[PROVIDED RECORDS]
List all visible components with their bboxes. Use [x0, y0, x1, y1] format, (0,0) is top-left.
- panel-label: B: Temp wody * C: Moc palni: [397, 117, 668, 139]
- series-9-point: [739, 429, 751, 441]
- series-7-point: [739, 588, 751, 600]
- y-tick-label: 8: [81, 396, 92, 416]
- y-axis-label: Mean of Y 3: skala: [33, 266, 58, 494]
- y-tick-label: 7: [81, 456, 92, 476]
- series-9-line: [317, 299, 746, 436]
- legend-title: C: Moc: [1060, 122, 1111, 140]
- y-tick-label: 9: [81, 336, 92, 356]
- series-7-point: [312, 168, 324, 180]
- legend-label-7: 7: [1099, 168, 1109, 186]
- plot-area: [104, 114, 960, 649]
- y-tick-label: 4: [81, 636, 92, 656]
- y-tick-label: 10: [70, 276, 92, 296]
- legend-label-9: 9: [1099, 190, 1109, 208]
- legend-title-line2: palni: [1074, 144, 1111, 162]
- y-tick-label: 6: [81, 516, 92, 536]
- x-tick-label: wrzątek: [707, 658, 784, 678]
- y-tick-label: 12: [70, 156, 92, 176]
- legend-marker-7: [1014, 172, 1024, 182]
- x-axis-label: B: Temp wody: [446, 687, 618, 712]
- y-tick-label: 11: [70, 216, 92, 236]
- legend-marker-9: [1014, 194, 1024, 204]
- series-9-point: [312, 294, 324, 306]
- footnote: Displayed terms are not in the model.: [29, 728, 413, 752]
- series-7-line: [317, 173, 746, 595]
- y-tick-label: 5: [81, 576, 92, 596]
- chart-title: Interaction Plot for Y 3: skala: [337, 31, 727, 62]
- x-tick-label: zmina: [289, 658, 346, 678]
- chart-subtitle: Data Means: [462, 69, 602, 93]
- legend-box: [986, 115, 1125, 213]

[WRITTEN REQUEST] Return each of the rows above unchanged, character for character, in the same order.

[WORKED SOLUTION]
List all visible components with their bboxes. Use [x0, y0, x1, y1] format, (0,0) is top-left.
- panel-label: B: Temp wody * C: Moc palni: [397, 117, 668, 139]
- series-9-point: [739, 429, 751, 441]
- series-7-point: [739, 588, 751, 600]
- y-tick-label: 8: [81, 396, 92, 416]
- y-axis-label: Mean of Y 3: skala: [33, 266, 58, 494]
- y-tick-label: 7: [81, 456, 92, 476]
- series-9-line: [317, 299, 746, 436]
- legend-title: C: Moc: [1060, 122, 1111, 140]
- y-tick-label: 9: [81, 336, 92, 356]
- series-7-point: [312, 168, 324, 180]
- legend-label-7: 7: [1099, 168, 1109, 186]
- plot-area: [104, 114, 960, 649]
- y-tick-label: 4: [81, 636, 92, 656]
- y-tick-label: 10: [70, 276, 92, 296]
- legend-label-9: 9: [1099, 190, 1109, 208]
- legend-title-line2: palni: [1074, 144, 1111, 162]
- y-tick-label: 6: [81, 516, 92, 536]
- x-tick-label: wrzątek: [707, 658, 784, 678]
- y-tick-label: 12: [70, 156, 92, 176]
- legend-marker-7: [1014, 172, 1024, 182]
- x-axis-label: B: Temp wody: [446, 687, 618, 712]
- y-tick-label: 11: [70, 216, 92, 236]
- legend-marker-9: [1014, 194, 1024, 204]
- series-9-point: [312, 294, 324, 306]
- footnote: Displayed terms are not in the model.: [29, 728, 413, 752]
- series-7-line: [317, 173, 746, 595]
- y-tick-label: 5: [81, 576, 92, 596]
- chart-title: Interaction Plot for Y 3: skala: [337, 31, 727, 62]
- x-tick-label: zmina: [289, 658, 346, 678]
- chart-subtitle: Data Means: [462, 69, 602, 93]
- legend-box: [986, 115, 1125, 213]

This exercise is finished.